__WRITTEN REQUEST__: Every line with the string "shaded" should be gathered.

Start of SOURCE RECORDS

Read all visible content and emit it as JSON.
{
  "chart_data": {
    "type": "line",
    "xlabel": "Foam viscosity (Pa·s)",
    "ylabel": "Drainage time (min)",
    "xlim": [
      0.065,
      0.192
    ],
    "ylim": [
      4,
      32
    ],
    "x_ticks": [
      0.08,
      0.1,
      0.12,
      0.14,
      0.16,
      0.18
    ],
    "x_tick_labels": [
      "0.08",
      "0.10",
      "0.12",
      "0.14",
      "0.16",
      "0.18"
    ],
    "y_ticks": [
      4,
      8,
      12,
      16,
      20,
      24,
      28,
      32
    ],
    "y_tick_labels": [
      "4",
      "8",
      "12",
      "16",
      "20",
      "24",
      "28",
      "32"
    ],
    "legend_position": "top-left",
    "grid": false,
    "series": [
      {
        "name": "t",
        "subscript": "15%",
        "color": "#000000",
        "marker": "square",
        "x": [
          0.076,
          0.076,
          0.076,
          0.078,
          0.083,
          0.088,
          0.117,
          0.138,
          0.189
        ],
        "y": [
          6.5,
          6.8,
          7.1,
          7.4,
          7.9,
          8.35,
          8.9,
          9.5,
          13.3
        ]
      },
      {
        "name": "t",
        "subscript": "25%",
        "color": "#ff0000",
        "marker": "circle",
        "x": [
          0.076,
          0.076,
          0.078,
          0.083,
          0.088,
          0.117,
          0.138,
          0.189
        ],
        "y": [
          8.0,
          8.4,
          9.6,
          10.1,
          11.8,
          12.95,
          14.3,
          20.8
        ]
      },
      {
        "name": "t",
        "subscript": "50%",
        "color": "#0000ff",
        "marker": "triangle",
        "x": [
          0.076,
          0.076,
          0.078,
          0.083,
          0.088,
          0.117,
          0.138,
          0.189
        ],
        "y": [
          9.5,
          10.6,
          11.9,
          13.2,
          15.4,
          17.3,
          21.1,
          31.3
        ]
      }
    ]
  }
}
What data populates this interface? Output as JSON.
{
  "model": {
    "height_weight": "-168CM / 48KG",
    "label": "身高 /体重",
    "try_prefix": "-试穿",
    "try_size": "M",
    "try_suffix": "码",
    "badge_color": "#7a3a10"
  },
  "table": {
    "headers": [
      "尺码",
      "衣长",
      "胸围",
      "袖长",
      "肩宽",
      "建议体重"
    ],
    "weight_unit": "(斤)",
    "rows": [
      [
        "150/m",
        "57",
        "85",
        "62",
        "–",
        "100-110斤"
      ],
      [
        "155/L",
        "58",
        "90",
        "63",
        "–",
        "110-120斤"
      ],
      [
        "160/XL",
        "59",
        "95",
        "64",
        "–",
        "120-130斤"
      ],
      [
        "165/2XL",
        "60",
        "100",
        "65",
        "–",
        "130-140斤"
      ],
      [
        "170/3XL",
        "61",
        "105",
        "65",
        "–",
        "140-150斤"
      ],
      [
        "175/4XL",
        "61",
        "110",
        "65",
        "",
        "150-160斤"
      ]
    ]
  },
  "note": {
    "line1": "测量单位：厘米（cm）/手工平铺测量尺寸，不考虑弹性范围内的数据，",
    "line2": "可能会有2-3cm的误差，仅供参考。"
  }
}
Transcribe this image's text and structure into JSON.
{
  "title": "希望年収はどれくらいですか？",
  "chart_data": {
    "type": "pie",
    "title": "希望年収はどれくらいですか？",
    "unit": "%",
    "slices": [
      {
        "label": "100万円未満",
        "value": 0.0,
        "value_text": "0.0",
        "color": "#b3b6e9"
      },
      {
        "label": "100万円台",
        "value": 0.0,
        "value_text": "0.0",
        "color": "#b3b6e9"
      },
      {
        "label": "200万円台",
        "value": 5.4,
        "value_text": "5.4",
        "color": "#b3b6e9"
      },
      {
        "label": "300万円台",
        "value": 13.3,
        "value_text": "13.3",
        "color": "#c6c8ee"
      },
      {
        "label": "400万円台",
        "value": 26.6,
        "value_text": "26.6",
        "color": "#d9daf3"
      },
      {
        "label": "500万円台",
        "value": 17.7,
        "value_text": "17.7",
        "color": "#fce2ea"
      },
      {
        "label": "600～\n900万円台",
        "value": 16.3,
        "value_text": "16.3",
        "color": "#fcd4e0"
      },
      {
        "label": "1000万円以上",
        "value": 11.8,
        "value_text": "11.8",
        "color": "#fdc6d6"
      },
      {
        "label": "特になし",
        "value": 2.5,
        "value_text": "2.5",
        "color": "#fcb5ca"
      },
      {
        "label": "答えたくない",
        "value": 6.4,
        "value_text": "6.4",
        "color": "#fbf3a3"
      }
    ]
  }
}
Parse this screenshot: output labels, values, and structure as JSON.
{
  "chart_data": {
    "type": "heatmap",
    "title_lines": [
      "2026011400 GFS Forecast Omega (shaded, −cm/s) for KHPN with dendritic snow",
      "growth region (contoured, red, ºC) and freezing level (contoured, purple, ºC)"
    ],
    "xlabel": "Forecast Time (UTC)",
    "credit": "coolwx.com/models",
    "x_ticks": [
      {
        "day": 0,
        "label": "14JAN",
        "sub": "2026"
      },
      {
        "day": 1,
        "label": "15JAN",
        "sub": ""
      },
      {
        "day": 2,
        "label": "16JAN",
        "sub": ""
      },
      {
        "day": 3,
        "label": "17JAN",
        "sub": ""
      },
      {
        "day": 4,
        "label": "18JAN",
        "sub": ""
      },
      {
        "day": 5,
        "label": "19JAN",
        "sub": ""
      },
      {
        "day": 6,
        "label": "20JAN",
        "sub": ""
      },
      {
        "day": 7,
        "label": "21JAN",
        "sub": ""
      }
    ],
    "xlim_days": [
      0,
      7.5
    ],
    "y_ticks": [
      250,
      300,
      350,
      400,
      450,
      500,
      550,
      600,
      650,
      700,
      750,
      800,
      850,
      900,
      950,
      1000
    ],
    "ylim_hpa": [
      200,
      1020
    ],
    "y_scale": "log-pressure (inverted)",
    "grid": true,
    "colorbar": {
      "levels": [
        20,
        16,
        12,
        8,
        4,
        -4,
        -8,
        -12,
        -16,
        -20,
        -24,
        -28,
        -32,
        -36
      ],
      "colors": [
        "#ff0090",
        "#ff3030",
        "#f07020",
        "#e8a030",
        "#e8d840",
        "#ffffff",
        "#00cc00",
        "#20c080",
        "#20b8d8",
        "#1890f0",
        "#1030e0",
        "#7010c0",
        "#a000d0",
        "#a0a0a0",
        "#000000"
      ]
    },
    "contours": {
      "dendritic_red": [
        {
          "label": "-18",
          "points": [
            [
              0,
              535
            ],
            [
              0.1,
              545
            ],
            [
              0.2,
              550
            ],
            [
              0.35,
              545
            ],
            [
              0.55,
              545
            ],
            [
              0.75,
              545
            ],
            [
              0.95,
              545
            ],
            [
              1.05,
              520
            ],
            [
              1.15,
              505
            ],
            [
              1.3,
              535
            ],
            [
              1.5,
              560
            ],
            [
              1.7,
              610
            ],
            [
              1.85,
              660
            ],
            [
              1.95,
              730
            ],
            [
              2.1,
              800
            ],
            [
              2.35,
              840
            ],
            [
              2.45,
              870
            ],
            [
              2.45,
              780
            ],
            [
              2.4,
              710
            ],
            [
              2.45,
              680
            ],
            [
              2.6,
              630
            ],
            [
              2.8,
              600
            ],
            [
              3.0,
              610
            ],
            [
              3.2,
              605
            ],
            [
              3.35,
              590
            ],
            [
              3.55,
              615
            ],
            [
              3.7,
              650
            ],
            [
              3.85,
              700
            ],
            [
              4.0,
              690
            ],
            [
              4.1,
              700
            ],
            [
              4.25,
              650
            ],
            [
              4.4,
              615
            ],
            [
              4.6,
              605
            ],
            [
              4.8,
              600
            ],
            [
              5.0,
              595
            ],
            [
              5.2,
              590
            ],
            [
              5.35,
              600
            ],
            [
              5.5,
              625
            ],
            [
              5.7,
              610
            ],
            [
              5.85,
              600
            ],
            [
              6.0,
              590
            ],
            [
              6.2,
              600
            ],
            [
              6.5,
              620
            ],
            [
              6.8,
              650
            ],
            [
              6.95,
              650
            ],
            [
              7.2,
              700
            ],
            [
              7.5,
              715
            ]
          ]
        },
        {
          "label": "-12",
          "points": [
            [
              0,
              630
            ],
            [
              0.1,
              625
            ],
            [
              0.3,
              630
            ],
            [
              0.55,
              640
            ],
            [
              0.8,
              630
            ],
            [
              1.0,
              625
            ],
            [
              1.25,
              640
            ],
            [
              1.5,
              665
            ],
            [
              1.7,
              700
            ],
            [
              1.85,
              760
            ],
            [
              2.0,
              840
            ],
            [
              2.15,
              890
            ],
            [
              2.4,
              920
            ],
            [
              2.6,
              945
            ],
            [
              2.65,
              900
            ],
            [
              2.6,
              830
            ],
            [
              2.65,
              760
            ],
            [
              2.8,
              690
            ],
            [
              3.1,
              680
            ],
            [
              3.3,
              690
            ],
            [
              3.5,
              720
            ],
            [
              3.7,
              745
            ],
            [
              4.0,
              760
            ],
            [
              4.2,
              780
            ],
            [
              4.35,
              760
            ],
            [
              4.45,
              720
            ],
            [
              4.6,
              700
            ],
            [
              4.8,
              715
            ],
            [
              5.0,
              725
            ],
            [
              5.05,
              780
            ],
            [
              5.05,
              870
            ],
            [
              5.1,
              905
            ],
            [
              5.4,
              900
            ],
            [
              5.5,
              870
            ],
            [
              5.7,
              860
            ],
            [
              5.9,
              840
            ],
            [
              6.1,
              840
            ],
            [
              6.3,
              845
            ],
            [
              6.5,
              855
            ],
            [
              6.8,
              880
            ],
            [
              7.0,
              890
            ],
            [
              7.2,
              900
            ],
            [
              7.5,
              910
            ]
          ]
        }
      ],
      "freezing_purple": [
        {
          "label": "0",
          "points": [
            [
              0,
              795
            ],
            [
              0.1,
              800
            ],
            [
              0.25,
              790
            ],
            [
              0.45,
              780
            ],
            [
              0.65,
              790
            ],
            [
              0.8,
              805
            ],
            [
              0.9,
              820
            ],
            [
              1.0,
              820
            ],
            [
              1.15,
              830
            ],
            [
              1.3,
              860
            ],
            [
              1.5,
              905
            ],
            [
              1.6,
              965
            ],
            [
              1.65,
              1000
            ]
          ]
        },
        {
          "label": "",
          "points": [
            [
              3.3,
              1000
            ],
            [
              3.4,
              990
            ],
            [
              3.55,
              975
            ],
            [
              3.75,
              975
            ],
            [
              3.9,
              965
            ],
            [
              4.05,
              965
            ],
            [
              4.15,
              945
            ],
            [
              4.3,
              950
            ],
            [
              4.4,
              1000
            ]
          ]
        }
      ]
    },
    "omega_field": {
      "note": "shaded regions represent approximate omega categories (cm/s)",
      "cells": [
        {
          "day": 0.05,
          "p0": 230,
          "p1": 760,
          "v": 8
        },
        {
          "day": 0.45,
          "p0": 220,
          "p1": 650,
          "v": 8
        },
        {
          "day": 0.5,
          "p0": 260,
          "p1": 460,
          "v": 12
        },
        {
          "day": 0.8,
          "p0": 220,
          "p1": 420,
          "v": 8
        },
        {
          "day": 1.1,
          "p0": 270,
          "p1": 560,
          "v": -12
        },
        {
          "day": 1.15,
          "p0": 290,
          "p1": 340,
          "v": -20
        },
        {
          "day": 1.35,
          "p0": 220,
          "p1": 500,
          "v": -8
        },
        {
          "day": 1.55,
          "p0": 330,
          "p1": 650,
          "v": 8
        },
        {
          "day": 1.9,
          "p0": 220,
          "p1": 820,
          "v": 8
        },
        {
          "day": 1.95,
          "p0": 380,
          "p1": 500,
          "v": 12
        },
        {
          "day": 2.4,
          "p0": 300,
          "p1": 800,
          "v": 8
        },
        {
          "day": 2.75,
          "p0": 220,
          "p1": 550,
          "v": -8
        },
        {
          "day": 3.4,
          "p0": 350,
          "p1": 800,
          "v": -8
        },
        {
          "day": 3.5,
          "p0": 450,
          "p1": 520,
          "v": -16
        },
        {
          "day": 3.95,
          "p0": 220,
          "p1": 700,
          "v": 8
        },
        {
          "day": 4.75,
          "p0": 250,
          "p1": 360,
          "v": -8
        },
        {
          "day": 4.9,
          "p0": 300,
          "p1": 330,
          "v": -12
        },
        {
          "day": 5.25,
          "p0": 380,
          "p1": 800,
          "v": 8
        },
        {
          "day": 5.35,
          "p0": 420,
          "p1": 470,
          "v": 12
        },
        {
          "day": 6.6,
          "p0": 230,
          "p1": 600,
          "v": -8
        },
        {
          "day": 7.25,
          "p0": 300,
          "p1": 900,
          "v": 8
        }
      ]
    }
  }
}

End of SOURCE RECORDS

__WORKED SOLUTION__:
      "2026011400 GFS Forecast Omega (shaded, −cm/s) for KHPN with dendritic snow",
      "note": "shaded regions represent approximate omega categories (cm/s)",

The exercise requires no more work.